EXERCISE AIM: Drop all images and give the records again exactly.
:: DATASET RECORDS
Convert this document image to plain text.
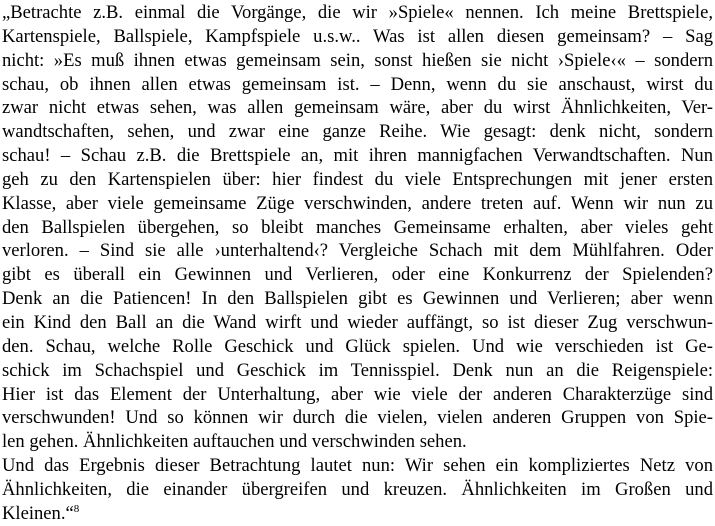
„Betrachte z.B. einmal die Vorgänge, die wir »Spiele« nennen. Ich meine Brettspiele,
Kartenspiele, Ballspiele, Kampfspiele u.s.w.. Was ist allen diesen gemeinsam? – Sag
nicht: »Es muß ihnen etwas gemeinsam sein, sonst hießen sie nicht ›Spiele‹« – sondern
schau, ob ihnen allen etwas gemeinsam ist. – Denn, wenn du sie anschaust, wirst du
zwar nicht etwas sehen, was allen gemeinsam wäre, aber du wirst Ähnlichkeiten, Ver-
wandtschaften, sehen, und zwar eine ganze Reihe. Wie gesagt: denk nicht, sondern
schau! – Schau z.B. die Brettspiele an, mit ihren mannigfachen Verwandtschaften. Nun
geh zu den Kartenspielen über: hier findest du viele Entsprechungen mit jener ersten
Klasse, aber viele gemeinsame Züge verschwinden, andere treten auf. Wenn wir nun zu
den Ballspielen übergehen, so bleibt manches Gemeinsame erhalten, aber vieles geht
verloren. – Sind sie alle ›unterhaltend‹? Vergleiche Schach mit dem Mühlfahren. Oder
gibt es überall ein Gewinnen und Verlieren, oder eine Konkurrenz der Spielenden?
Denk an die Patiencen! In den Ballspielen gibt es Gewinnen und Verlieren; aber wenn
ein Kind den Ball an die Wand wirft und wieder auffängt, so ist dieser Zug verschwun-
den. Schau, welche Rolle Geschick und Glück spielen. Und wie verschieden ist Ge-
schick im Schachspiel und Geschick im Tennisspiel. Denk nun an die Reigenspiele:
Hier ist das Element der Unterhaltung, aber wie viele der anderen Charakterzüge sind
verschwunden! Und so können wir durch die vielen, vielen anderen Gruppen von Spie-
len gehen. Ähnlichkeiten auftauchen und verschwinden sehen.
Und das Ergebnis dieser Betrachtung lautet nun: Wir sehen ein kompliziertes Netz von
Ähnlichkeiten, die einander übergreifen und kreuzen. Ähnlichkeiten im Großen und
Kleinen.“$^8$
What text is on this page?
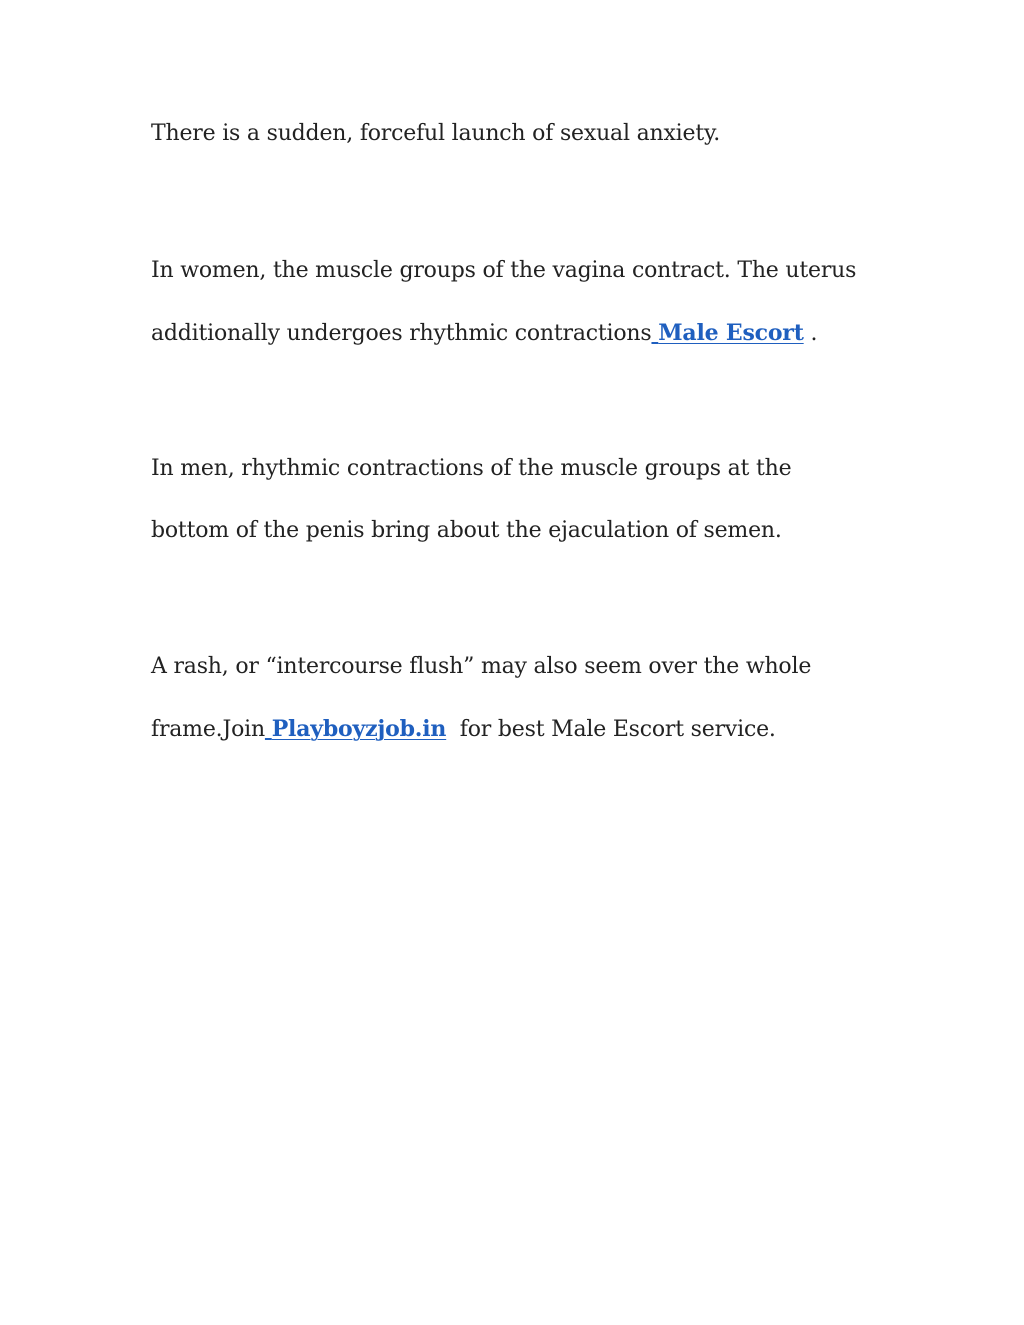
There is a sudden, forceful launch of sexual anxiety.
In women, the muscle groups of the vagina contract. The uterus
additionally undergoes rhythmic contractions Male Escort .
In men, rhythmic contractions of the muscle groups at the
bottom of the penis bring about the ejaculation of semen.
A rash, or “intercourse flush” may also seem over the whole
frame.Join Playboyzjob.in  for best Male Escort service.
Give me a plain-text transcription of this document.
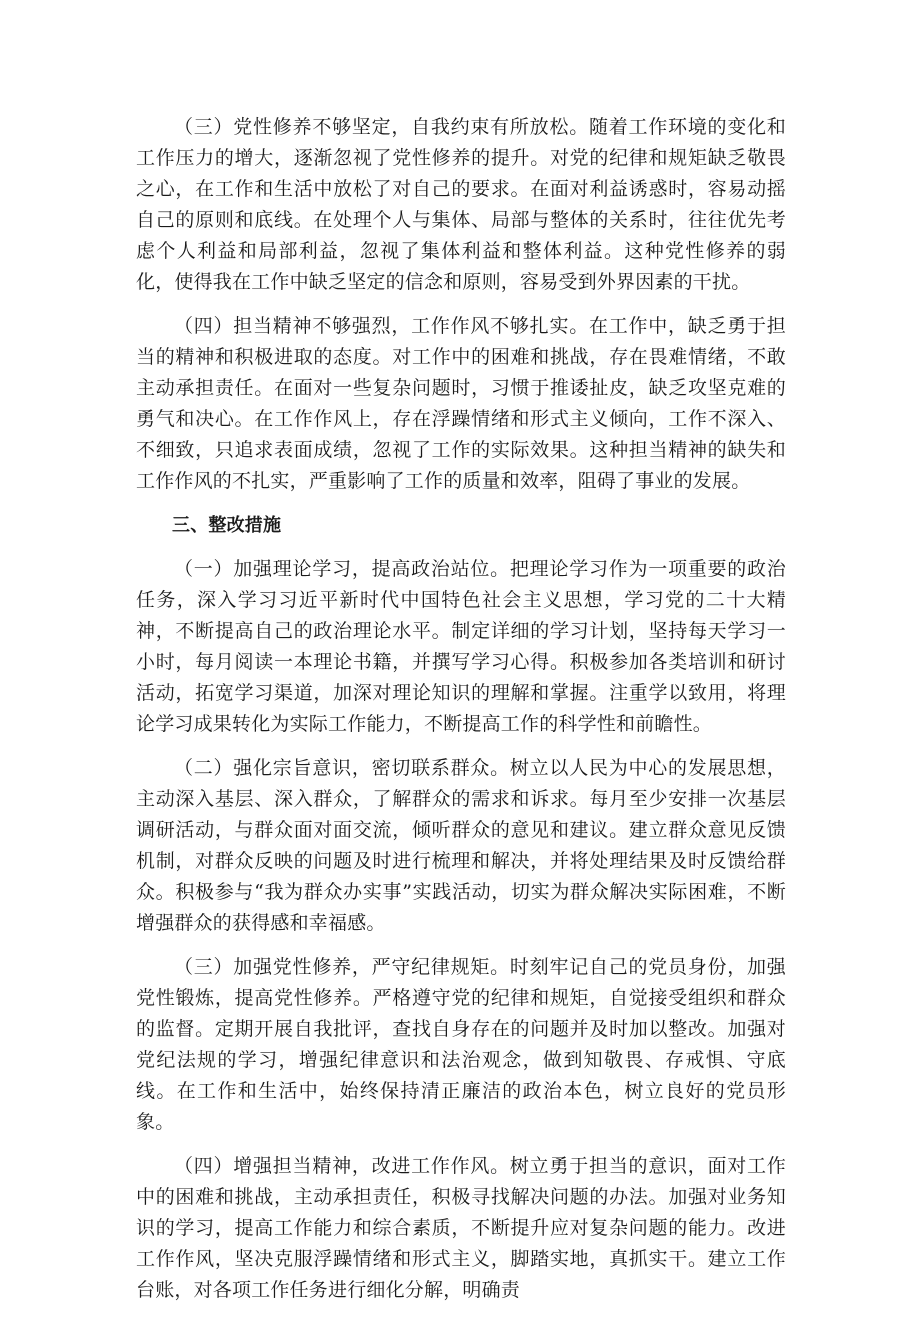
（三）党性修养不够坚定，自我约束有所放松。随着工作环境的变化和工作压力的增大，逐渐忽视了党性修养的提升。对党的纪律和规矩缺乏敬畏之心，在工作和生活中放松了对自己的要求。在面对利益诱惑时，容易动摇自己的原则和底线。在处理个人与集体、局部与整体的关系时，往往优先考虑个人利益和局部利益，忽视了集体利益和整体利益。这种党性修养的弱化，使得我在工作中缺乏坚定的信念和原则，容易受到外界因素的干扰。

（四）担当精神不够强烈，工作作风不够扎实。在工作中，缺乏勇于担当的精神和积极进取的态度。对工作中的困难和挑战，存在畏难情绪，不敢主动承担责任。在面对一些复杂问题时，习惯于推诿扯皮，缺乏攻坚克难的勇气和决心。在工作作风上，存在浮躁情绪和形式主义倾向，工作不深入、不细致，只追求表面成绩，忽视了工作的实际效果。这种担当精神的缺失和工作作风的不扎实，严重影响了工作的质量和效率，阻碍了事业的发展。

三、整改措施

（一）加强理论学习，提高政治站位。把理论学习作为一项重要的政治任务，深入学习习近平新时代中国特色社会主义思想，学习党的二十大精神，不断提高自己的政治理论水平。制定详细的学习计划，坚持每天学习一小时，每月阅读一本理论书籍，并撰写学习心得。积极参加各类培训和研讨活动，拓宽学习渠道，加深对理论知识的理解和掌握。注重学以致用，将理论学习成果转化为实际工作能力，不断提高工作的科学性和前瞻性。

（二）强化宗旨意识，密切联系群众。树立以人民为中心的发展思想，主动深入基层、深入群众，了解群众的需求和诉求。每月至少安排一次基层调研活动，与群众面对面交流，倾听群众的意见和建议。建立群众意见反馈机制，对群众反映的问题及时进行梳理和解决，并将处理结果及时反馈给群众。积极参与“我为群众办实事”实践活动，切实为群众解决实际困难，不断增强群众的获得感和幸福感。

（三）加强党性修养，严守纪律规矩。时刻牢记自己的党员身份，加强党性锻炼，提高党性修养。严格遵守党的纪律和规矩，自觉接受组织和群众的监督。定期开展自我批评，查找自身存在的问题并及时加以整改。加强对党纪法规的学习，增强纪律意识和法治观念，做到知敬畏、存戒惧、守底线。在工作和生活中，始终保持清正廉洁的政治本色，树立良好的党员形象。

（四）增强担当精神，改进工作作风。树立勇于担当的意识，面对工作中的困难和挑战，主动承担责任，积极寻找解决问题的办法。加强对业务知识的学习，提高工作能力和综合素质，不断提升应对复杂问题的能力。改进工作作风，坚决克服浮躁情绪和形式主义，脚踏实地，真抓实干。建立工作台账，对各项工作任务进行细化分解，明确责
::::
SOLVED EXERCISE:
Convert this document image to plain text.
„Betrachte z.B. einmal die Vorgänge, die wir »Spiele« nennen. Ich meine Brettspiele,
Kartenspiele, Ballspiele, Kampfspiele u.s.w.. Was ist allen diesen gemeinsam? – Sag
nicht: »Es muß ihnen etwas gemeinsam sein, sonst hießen sie nicht ›Spiele‹« – sondern
schau, ob ihnen allen etwas gemeinsam ist. – Denn, wenn du sie anschaust, wirst du
zwar nicht etwas sehen, was allen gemeinsam wäre, aber du wirst Ähnlichkeiten, Ver-
wandtschaften, sehen, und zwar eine ganze Reihe. Wie gesagt: denk nicht, sondern
schau! – Schau z.B. die Brettspiele an, mit ihren mannigfachen Verwandtschaften. Nun
geh zu den Kartenspielen über: hier findest du viele Entsprechungen mit jener ersten
Klasse, aber viele gemeinsame Züge verschwinden, andere treten auf. Wenn wir nun zu
den Ballspielen übergehen, so bleibt manches Gemeinsame erhalten, aber vieles geht
verloren. – Sind sie alle ›unterhaltend‹? Vergleiche Schach mit dem Mühlfahren. Oder
gibt es überall ein Gewinnen und Verlieren, oder eine Konkurrenz der Spielenden?
Denk an die Patiencen! In den Ballspielen gibt es Gewinnen und Verlieren; aber wenn
ein Kind den Ball an die Wand wirft und wieder auffängt, so ist dieser Zug verschwun-
den. Schau, welche Rolle Geschick und Glück spielen. Und wie verschieden ist Ge-
schick im Schachspiel und Geschick im Tennisspiel. Denk nun an die Reigenspiele:
Hier ist das Element der Unterhaltung, aber wie viele der anderen Charakterzüge sind
verschwunden! Und so können wir durch die vielen, vielen anderen Gruppen von Spie-
len gehen. Ähnlichkeiten auftauchen und verschwinden sehen.
Und das Ergebnis dieser Betrachtung lautet nun: Wir sehen ein kompliziertes Netz von
Ähnlichkeiten, die einander übergreifen und kreuzen. Ähnlichkeiten im Großen und
Kleinen.“$^8$
What text is on this page?
There is a sudden, forceful launch of sexual anxiety.
In women, the muscle groups of the vagina contract. The uterus
additionally undergoes rhythmic contractions Male Escort .
In men, rhythmic contractions of the muscle groups at the
bottom of the penis bring about the ejaculation of semen.
A rash, or “intercourse flush” may also seem over the whole
frame.Join Playboyzjob.in  for best Male Escort service.
Give me a plain-text transcription of this document.
（三）党性修养不够坚定，自我约束有所放松。随着工作环境的变化和工作压力的增大，逐渐忽视了党性修养的提升。对党的纪律和规矩缺乏敬畏之心，在工作和生活中放松了对自己的要求。在面对利益诱惑时，容易动摇自己的原则和底线。在处理个人与集体、局部与整体的关系时，往往优先考虑个人利益和局部利益，忽视了集体利益和整体利益。这种党性修养的弱化，使得我在工作中缺乏坚定的信念和原则，容易受到外界因素的干扰。

（四）担当精神不够强烈，工作作风不够扎实。在工作中，缺乏勇于担当的精神和积极进取的态度。对工作中的困难和挑战，存在畏难情绪，不敢主动承担责任。在面对一些复杂问题时，习惯于推诿扯皮，缺乏攻坚克难的勇气和决心。在工作作风上，存在浮躁情绪和形式主义倾向，工作不深入、不细致，只追求表面成绩，忽视了工作的实际效果。这种担当精神的缺失和工作作风的不扎实，严重影响了工作的质量和效率，阻碍了事业的发展。

三、整改措施

（一）加强理论学习，提高政治站位。把理论学习作为一项重要的政治任务，深入学习习近平新时代中国特色社会主义思想，学习党的二十大精神，不断提高自己的政治理论水平。制定详细的学习计划，坚持每天学习一小时，每月阅读一本理论书籍，并撰写学习心得。积极参加各类培训和研讨活动，拓宽学习渠道，加深对理论知识的理解和掌握。注重学以致用，将理论学习成果转化为实际工作能力，不断提高工作的科学性和前瞻性。

（二）强化宗旨意识，密切联系群众。树立以人民为中心的发展思想，主动深入基层、深入群众，了解群众的需求和诉求。每月至少安排一次基层调研活动，与群众面对面交流，倾听群众的意见和建议。建立群众意见反馈机制，对群众反映的问题及时进行梳理和解决，并将处理结果及时反馈给群众。积极参与“我为群众办实事”实践活动，切实为群众解决实际困难，不断增强群众的获得感和幸福感。

（三）加强党性修养，严守纪律规矩。时刻牢记自己的党员身份，加强党性锻炼，提高党性修养。严格遵守党的纪律和规矩，自觉接受组织和群众的监督。定期开展自我批评，查找自身存在的问题并及时加以整改。加强对党纪法规的学习，增强纪律意识和法治观念，做到知敬畏、存戒惧、守底线。在工作和生活中，始终保持清正廉洁的政治本色，树立良好的党员形象。

（四）增强担当精神，改进工作作风。树立勇于担当的意识，面对工作中的困难和挑战，主动承担责任，积极寻找解决问题的办法。加强对业务知识的学习，提高工作能力和综合素质，不断提升应对复杂问题的能力。改进工作作风，坚决克服浮躁情绪和形式主义，脚踏实地，真抓实干。建立工作台账，对各项工作任务进行细化分解，明确责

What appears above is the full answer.